**INSTRUCTIONS TO FOLLOW:** Go through the entries below and write each one out exactly.
================================
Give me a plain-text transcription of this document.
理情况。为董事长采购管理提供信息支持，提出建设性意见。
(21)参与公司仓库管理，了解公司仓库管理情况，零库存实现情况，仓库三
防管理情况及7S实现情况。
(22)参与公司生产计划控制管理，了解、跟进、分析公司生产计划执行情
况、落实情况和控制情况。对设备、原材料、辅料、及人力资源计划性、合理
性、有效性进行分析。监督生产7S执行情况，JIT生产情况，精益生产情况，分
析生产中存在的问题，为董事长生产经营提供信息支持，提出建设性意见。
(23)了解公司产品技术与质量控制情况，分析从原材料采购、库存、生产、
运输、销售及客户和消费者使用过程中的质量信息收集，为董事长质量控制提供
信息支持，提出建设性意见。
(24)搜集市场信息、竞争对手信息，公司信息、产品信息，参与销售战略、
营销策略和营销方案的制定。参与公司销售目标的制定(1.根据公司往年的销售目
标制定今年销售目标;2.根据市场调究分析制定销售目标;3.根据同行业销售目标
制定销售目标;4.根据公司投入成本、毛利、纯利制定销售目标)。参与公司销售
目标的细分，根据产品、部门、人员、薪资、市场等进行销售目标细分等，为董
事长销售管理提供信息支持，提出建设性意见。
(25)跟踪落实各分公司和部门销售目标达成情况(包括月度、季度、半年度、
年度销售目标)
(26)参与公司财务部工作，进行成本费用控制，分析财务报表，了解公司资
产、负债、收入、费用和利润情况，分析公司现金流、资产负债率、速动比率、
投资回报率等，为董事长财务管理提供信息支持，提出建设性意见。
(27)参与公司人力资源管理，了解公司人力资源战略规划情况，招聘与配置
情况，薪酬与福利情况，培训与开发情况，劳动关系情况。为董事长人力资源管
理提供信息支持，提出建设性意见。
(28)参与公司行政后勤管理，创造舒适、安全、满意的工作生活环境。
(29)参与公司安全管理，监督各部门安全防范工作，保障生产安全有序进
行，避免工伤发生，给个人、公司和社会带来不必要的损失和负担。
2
================================
**COMPLETE ANSWER:**
Give me a plain-text transcription of this document.
理情况。为董事长采购管理提供信息支持，提出建设性意见。
(21)参与公司仓库管理，了解公司仓库管理情况，零库存实现情况，仓库三
防管理情况及7S实现情况。
(22)参与公司生产计划控制管理，了解、跟进、分析公司生产计划执行情
况、落实情况和控制情况。对设备、原材料、辅料、及人力资源计划性、合理
性、有效性进行分析。监督生产7S执行情况，JIT生产情况，精益生产情况，分
析生产中存在的问题，为董事长生产经营提供信息支持，提出建设性意见。
(23)了解公司产品技术与质量控制情况，分析从原材料采购、库存、生产、
运输、销售及客户和消费者使用过程中的质量信息收集，为董事长质量控制提供
信息支持，提出建设性意见。
(24)搜集市场信息、竞争对手信息，公司信息、产品信息，参与销售战略、
营销策略和营销方案的制定。参与公司销售目标的制定(1.根据公司往年的销售目
标制定今年销售目标;2.根据市场调究分析制定销售目标;3.根据同行业销售目标
制定销售目标;4.根据公司投入成本、毛利、纯利制定销售目标)。参与公司销售
目标的细分，根据产品、部门、人员、薪资、市场等进行销售目标细分等，为董
事长销售管理提供信息支持，提出建设性意见。
(25)跟踪落实各分公司和部门销售目标达成情况(包括月度、季度、半年度、
年度销售目标)
(26)参与公司财务部工作，进行成本费用控制，分析财务报表，了解公司资
产、负债、收入、费用和利润情况，分析公司现金流、资产负债率、速动比率、
投资回报率等，为董事长财务管理提供信息支持，提出建设性意见。
(27)参与公司人力资源管理，了解公司人力资源战略规划情况，招聘与配置
情况，薪酬与福利情况，培训与开发情况，劳动关系情况。为董事长人力资源管
理提供信息支持，提出建设性意见。
(28)参与公司行政后勤管理，创造舒适、安全、满意的工作生活环境。
(29)参与公司安全管理，监督各部门安全防范工作，保障生产安全有序进
行，避免工伤发生，给个人、公司和社会带来不必要的损失和负担。
2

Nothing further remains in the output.